Your instructions: Wherever the word "JSON" appears in a line, extract that line.

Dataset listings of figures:

----

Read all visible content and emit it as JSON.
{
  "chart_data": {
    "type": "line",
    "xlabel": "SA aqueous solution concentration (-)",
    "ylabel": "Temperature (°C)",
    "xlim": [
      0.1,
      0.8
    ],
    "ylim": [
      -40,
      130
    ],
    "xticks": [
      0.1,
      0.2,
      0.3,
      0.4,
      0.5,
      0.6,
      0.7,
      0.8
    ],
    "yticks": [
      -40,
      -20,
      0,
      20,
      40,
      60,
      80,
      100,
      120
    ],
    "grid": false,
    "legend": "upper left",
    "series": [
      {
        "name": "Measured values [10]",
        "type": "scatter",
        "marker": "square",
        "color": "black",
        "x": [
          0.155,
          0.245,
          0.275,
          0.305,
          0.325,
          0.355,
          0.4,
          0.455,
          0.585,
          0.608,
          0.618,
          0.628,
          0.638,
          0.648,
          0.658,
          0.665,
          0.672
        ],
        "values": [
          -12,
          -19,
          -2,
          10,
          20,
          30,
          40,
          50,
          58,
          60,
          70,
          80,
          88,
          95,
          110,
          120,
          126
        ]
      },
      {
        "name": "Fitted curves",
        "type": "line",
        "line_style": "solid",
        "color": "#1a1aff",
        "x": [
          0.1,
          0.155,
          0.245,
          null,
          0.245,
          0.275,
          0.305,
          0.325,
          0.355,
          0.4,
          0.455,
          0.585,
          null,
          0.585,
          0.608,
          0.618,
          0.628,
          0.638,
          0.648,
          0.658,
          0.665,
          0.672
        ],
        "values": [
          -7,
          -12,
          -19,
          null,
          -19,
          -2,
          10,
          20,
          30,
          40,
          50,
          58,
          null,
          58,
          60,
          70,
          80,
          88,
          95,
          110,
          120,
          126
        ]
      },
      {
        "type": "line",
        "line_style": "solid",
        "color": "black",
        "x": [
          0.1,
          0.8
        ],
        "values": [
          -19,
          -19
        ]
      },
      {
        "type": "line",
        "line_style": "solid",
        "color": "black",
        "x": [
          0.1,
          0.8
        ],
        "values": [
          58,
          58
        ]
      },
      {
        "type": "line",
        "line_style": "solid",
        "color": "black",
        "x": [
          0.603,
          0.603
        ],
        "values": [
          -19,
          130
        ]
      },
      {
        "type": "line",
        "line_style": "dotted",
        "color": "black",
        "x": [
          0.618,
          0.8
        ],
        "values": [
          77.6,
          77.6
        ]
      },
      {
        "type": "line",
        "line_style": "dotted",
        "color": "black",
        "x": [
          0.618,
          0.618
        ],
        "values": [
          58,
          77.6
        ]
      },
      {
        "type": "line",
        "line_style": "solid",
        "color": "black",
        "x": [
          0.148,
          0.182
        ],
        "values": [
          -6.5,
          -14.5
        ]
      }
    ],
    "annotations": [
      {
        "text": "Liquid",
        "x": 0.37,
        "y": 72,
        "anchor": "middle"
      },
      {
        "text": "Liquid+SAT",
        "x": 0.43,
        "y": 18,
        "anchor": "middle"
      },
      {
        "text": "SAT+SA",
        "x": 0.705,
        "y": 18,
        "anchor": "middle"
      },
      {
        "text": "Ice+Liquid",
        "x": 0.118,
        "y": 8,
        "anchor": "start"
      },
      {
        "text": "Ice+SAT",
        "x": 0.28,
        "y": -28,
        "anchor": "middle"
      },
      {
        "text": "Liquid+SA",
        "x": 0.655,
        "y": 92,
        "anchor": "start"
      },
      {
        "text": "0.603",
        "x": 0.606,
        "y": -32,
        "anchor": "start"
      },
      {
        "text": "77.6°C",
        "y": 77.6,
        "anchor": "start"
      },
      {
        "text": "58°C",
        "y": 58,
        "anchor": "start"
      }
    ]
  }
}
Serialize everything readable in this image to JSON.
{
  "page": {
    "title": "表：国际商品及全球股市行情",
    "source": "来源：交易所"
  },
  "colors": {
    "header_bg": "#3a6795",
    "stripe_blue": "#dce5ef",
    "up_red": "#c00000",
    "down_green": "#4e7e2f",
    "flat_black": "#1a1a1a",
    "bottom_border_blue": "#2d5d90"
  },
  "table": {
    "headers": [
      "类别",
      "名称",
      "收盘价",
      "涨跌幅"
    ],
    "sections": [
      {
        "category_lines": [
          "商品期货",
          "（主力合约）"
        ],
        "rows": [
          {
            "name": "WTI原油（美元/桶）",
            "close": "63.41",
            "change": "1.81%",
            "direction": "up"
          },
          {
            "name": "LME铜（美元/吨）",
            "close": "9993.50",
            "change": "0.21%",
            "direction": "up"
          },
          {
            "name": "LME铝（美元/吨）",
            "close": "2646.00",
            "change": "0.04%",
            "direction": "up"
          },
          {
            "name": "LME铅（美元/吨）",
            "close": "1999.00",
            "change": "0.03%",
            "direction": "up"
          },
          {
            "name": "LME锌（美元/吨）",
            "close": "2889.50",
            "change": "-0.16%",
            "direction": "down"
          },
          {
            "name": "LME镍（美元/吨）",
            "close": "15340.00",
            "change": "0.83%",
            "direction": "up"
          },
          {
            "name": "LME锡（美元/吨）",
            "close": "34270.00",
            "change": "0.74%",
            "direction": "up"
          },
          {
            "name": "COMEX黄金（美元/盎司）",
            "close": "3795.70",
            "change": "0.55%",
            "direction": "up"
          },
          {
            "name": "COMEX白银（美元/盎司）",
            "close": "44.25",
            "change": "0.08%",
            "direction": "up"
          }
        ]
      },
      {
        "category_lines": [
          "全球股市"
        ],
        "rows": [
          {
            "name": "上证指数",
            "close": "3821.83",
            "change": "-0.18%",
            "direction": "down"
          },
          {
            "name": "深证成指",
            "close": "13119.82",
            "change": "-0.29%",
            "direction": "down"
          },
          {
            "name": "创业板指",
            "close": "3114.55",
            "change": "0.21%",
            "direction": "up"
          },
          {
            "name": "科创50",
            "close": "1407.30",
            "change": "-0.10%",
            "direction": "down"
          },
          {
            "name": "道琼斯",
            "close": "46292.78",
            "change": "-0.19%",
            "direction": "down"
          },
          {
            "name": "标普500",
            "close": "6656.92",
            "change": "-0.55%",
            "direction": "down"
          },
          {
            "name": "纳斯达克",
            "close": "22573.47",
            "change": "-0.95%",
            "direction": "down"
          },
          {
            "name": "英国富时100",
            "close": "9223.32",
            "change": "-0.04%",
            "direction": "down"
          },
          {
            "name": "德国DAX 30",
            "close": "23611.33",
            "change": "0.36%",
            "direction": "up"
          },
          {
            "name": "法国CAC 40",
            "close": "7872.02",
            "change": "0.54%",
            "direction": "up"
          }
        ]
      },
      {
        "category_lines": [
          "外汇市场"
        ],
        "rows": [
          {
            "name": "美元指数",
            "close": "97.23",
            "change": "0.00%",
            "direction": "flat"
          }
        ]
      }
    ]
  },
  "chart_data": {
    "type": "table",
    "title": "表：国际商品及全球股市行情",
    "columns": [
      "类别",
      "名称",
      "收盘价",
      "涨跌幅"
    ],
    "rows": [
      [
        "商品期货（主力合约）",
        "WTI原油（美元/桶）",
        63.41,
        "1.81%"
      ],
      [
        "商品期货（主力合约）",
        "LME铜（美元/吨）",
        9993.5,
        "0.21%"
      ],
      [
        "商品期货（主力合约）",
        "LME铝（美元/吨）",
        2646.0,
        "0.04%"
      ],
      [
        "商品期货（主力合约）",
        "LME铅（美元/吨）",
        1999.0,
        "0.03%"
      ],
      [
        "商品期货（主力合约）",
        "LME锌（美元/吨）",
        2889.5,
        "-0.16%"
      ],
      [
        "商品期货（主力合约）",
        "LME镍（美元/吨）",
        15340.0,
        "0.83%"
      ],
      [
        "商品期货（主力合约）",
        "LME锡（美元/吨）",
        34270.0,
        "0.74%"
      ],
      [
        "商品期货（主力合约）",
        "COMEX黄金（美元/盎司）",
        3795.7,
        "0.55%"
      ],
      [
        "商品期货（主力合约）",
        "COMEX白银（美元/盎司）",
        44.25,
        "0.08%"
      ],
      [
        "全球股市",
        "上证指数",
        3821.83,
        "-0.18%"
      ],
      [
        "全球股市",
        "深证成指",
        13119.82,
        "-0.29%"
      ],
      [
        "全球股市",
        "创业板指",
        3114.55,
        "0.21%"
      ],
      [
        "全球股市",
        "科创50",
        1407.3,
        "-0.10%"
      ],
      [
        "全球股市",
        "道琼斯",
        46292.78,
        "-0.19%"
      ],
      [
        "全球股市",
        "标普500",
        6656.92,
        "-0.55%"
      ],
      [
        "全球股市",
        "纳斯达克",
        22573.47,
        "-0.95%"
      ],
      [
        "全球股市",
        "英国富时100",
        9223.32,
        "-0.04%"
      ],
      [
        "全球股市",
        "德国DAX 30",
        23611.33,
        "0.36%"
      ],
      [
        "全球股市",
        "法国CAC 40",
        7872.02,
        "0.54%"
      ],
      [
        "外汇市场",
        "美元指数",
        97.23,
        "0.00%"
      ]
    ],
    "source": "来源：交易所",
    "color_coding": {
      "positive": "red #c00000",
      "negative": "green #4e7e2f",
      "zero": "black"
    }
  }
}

----

Task response:
Read all visible content and emit it as JSON.
Serialize everything readable in this image to JSON.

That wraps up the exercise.